:: Given data ::

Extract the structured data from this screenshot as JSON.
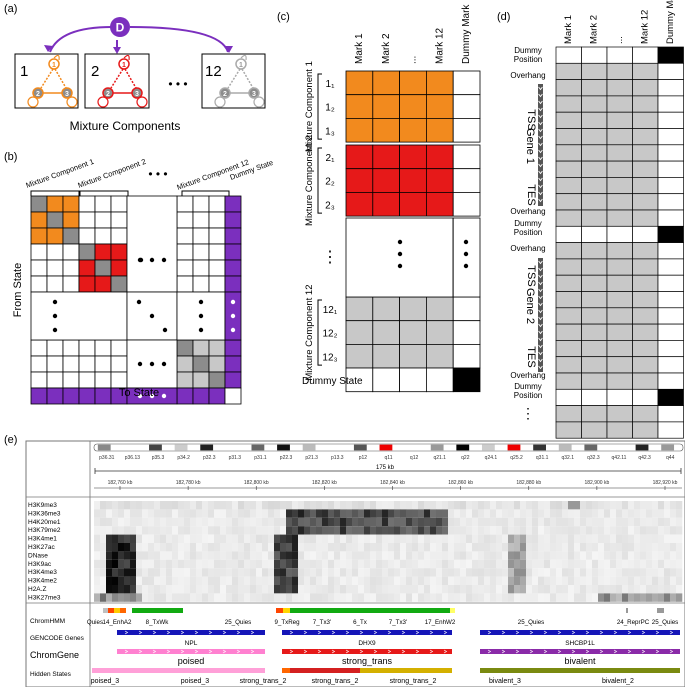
{
  "colors": {
    "purple": "#7b2fbe",
    "orange": "#f28a1e",
    "red": "#e61919",
    "gray": "#8c8c8c",
    "light_gray": "#c8c8c8",
    "dark_fill": "#000000"
  },
  "panel_a": {
    "tag": "(a)",
    "dummy_letter": "D",
    "components": [
      {
        "num": "1",
        "n1": "1",
        "n2": "2",
        "n3": "3"
      },
      {
        "num": "2",
        "n1": "1",
        "n2": "2",
        "n3": "3"
      },
      {
        "num": "12",
        "n1": "1",
        "n2": "2",
        "n3": "3"
      }
    ],
    "ellipsis": "• • •",
    "caption": "Mixture Components"
  },
  "panel_b": {
    "tag": "(b)",
    "col_headers": [
      "Mixture Component 1",
      "Mixture Component 2",
      "Mixture Component 12",
      "Dummy State"
    ],
    "ellipsis": "• • •",
    "y_label": "From State",
    "x_label": "To State"
  },
  "panel_c": {
    "tag": "(c)",
    "col_headers": [
      "Mark 1",
      "Mark 2",
      "...",
      "Mark 12",
      "Dummy Mark"
    ],
    "groups": [
      {
        "label": "Mixture Component 1",
        "rows": [
          "1₁",
          "1₂",
          "1₃"
        ]
      },
      {
        "label": "Mixture Component 2",
        "rows": [
          "2₁",
          "2₂",
          "2₃"
        ]
      },
      {
        "label": "Mixture Component 12",
        "rows": [
          "12₁",
          "12₂",
          "12₃"
        ]
      }
    ],
    "vdots": "⋮",
    "dummy_label": "Dummy State"
  },
  "panel_d": {
    "tag": "(d)",
    "col_headers": [
      "Mark 1",
      "Mark 2",
      "...",
      "Mark 12",
      "Dummy Mark"
    ],
    "row_labels": {
      "dummy_position": "Dummy Position",
      "overhang": "Overhang",
      "tss": "TSS",
      "gene1": "Gene 1",
      "gene2": "Gene 2",
      "tes": "TES"
    },
    "vdots": "⋮"
  },
  "panel_e": {
    "tag": "(e)",
    "cytobands": [
      "p36.31",
      "p36.13",
      "p35.3",
      "p34.2",
      "p32.3",
      "p31.3",
      "p31.1",
      "p22.3",
      "p21.3",
      "p13.3",
      "p12",
      "q11",
      "q12",
      "q21.1",
      "q22",
      "q24.1",
      "q25.2",
      "q31.1",
      "q32.1",
      "q32.3",
      "q42.11",
      "q42.3",
      "q44"
    ],
    "scale_label": "175 kb",
    "coords": [
      "182,760 kb",
      "182,780 kb",
      "182,800 kb",
      "182,820 kb",
      "182,840 kb",
      "182,860 kb",
      "182,880 kb",
      "182,900 kb",
      "182,920 kb"
    ],
    "marks": [
      "H3K9me3",
      "H3K36me3",
      "H4K20me1",
      "H3K79me2",
      "H3K4me1",
      "H3K27ac",
      "DNase",
      "H3K9ac",
      "H3K4me3",
      "H3K4me2",
      "H2A.Z",
      "H3K27me3"
    ],
    "tracks": {
      "chromhmm": "ChromHMM",
      "gencode": "GENCODE Genes",
      "chromgene": "ChromGene",
      "hidden": "Hidden States"
    },
    "chromhmm_labels": [
      "Quies",
      "14_EnhA2",
      "8_TxWk",
      "25_Quies",
      "9_TxReg",
      "7_Tx3'",
      "6_Tx",
      "7_Tx3'",
      "17_EnhW2",
      "25_Quies",
      "24_ReprPC",
      "25_Quies"
    ],
    "genes": [
      "NPL",
      "DHX9",
      "SHCBP1L"
    ],
    "chromgene_labels": [
      "poised",
      "strong_trans",
      "bivalent"
    ],
    "hidden_labels": [
      "poised_3",
      "poised_3",
      "strong_trans_2",
      "strong_trans_2",
      "strong_trans_2",
      "bivalent_3",
      "bivalent_2"
    ]
  }
}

:::

**The task**
Copy out the entries exactly as they stand, omitting the images.

**Expected answer**
Extract the structured data from this screenshot as JSON.
{
  "colors": {
    "purple": "#7b2fbe",
    "orange": "#f28a1e",
    "red": "#e61919",
    "gray": "#8c8c8c",
    "light_gray": "#c8c8c8",
    "dark_fill": "#000000"
  },
  "panel_a": {
    "tag": "(a)",
    "dummy_letter": "D",
    "components": [
      {
        "num": "1",
        "n1": "1",
        "n2": "2",
        "n3": "3"
      },
      {
        "num": "2",
        "n1": "1",
        "n2": "2",
        "n3": "3"
      },
      {
        "num": "12",
        "n1": "1",
        "n2": "2",
        "n3": "3"
      }
    ],
    "ellipsis": "• • •",
    "caption": "Mixture Components"
  },
  "panel_b": {
    "tag": "(b)",
    "col_headers": [
      "Mixture Component 1",
      "Mixture Component 2",
      "Mixture Component 12",
      "Dummy State"
    ],
    "ellipsis": "• • •",
    "y_label": "From State",
    "x_label": "To State"
  },
  "panel_c": {
    "tag": "(c)",
    "col_headers": [
      "Mark 1",
      "Mark 2",
      "...",
      "Mark 12",
      "Dummy Mark"
    ],
    "groups": [
      {
        "label": "Mixture Component 1",
        "rows": [
          "1₁",
          "1₂",
          "1₃"
        ]
      },
      {
        "label": "Mixture Component 2",
        "rows": [
          "2₁",
          "2₂",
          "2₃"
        ]
      },
      {
        "label": "Mixture Component 12",
        "rows": [
          "12₁",
          "12₂",
          "12₃"
        ]
      }
    ],
    "vdots": "⋮",
    "dummy_label": "Dummy State"
  },
  "panel_d": {
    "tag": "(d)",
    "col_headers": [
      "Mark 1",
      "Mark 2",
      "...",
      "Mark 12",
      "Dummy Mark"
    ],
    "row_labels": {
      "dummy_position": "Dummy Position",
      "overhang": "Overhang",
      "tss": "TSS",
      "gene1": "Gene 1",
      "gene2": "Gene 2",
      "tes": "TES"
    },
    "vdots": "⋮"
  },
  "panel_e": {
    "tag": "(e)",
    "cytobands": [
      "p36.31",
      "p36.13",
      "p35.3",
      "p34.2",
      "p32.3",
      "p31.3",
      "p31.1",
      "p22.3",
      "p21.3",
      "p13.3",
      "p12",
      "q11",
      "q12",
      "q21.1",
      "q22",
      "q24.1",
      "q25.2",
      "q31.1",
      "q32.1",
      "q32.3",
      "q42.11",
      "q42.3",
      "q44"
    ],
    "scale_label": "175 kb",
    "coords": [
      "182,760 kb",
      "182,780 kb",
      "182,800 kb",
      "182,820 kb",
      "182,840 kb",
      "182,860 kb",
      "182,880 kb",
      "182,900 kb",
      "182,920 kb"
    ],
    "marks": [
      "H3K9me3",
      "H3K36me3",
      "H4K20me1",
      "H3K79me2",
      "H3K4me1",
      "H3K27ac",
      "DNase",
      "H3K9ac",
      "H3K4me3",
      "H3K4me2",
      "H2A.Z",
      "H3K27me3"
    ],
    "tracks": {
      "chromhmm": "ChromHMM",
      "gencode": "GENCODE Genes",
      "chromgene": "ChromGene",
      "hidden": "Hidden States"
    },
    "chromhmm_labels": [
      "Quies",
      "14_EnhA2",
      "8_TxWk",
      "25_Quies",
      "9_TxReg",
      "7_Tx3'",
      "6_Tx",
      "7_Tx3'",
      "17_EnhW2",
      "25_Quies",
      "24_ReprPC",
      "25_Quies"
    ],
    "genes": [
      "NPL",
      "DHX9",
      "SHCBP1L"
    ],
    "chromgene_labels": [
      "poised",
      "strong_trans",
      "bivalent"
    ],
    "hidden_labels": [
      "poised_3",
      "poised_3",
      "strong_trans_2",
      "strong_trans_2",
      "strong_trans_2",
      "bivalent_3",
      "bivalent_2"
    ]
  }
}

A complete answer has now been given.